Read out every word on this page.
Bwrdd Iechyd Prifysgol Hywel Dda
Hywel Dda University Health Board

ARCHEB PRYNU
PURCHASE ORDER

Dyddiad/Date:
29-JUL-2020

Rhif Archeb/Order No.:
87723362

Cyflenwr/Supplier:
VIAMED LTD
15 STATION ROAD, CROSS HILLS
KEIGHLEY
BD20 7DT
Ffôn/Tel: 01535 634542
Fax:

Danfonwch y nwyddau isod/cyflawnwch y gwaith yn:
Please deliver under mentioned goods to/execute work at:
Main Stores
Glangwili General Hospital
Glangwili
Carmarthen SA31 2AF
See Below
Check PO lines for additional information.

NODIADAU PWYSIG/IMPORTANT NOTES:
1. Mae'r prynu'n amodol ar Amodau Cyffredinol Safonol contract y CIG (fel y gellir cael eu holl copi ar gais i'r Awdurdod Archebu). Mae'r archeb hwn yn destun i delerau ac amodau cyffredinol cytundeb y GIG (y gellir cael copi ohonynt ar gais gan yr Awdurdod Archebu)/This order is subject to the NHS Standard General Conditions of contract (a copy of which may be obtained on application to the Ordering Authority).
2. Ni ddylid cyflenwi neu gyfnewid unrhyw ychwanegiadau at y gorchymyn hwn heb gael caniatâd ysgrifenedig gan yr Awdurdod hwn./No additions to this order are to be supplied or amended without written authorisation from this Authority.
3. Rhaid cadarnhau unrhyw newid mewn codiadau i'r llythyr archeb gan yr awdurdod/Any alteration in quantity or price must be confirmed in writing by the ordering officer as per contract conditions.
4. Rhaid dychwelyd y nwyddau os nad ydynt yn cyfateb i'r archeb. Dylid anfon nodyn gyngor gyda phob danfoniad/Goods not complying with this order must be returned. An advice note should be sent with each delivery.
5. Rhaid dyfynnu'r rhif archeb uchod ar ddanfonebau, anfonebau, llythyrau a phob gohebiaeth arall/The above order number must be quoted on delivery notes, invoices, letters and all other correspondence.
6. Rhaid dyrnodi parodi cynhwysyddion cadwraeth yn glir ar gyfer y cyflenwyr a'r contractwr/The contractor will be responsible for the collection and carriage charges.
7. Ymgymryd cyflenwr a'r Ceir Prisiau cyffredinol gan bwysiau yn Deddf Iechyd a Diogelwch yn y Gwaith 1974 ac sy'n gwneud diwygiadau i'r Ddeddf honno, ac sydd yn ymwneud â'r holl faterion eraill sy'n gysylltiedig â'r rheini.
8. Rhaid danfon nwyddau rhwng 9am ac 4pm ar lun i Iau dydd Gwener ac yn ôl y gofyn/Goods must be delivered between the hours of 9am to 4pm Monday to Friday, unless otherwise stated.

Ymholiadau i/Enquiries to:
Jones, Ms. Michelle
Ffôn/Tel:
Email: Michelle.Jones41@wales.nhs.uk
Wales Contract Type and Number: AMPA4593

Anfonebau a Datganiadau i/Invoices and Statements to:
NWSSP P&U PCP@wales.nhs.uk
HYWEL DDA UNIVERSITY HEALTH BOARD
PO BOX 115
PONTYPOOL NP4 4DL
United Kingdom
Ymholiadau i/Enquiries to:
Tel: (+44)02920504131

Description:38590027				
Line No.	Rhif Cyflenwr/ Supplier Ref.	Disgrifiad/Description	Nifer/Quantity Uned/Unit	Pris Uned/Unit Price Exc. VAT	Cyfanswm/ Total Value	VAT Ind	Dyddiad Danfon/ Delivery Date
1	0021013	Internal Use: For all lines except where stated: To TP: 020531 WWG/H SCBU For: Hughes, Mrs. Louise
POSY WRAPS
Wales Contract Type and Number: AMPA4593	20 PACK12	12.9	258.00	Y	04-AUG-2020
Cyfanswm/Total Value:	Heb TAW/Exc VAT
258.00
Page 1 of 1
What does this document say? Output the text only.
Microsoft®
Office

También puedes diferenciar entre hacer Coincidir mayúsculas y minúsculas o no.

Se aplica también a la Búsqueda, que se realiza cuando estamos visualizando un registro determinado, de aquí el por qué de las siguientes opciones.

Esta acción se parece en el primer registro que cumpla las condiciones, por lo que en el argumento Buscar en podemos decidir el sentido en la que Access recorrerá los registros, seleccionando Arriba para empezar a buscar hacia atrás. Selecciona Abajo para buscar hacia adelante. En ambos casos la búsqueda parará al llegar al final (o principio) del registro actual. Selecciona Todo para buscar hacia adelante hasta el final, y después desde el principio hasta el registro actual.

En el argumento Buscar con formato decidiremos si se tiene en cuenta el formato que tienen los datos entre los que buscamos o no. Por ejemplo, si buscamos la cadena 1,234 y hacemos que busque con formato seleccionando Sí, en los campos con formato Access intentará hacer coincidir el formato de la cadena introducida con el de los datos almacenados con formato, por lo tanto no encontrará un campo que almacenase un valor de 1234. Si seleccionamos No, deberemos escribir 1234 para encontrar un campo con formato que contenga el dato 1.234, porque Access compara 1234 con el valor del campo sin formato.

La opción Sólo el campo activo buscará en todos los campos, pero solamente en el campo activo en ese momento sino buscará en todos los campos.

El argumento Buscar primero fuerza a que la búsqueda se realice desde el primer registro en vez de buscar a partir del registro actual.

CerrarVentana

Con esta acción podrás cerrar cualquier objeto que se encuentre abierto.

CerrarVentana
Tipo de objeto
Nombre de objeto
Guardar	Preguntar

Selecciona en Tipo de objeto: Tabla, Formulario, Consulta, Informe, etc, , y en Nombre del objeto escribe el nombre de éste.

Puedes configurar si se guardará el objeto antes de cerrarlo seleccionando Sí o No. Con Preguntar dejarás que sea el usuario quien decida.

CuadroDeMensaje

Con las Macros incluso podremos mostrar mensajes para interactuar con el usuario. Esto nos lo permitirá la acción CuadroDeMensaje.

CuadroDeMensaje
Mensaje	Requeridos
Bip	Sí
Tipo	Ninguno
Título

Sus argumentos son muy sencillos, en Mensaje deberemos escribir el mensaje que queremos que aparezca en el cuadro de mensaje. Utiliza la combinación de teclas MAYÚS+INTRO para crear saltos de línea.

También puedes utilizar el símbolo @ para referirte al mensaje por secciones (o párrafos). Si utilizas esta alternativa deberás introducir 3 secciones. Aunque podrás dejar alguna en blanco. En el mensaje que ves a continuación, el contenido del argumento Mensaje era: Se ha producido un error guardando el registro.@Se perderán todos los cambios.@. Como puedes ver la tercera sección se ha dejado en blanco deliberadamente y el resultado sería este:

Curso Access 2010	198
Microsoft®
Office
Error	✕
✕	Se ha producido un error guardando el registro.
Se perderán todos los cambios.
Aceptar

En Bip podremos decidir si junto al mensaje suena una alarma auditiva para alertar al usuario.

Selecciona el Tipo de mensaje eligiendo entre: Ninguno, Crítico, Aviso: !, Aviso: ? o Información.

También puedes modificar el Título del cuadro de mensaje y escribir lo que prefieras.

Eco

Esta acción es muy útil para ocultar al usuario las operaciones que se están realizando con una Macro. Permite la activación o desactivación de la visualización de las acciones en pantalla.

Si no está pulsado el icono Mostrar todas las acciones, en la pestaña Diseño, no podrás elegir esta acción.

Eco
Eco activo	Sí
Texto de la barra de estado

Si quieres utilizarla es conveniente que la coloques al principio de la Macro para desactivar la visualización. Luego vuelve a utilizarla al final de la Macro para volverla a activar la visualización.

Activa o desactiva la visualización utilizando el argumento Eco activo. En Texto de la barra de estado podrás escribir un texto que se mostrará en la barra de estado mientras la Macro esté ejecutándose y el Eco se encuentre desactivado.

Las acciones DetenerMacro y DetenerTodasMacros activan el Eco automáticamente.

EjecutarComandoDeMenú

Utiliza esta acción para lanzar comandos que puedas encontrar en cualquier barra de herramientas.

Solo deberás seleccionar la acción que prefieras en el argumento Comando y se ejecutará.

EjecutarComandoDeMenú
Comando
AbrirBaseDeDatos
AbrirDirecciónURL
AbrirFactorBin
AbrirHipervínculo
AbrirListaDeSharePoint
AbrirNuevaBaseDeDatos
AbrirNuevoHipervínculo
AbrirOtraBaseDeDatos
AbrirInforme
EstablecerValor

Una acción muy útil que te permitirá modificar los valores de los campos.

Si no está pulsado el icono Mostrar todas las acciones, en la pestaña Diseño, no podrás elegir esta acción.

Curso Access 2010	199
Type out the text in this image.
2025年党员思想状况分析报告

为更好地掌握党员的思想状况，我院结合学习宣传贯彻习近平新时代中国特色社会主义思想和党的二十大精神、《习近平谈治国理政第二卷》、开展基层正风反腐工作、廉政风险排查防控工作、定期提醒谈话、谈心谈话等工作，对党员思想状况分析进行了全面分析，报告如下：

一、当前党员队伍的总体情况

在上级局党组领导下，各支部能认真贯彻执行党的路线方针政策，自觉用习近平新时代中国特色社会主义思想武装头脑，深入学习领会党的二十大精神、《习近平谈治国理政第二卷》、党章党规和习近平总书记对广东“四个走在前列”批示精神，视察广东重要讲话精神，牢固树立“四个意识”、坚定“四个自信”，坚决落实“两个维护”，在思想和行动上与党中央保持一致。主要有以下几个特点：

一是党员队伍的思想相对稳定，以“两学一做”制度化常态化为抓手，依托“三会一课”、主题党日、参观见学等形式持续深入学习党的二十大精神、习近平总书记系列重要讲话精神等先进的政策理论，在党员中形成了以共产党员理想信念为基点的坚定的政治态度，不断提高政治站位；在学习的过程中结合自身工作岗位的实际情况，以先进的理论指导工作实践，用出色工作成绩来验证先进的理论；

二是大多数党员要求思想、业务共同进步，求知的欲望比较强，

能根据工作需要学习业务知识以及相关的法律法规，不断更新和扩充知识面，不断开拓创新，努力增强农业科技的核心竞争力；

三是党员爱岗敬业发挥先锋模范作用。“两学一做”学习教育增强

————————

What to work on — Check each line above for the word "seleccionando" and say how many have it, with nothing else.

Complete response — 3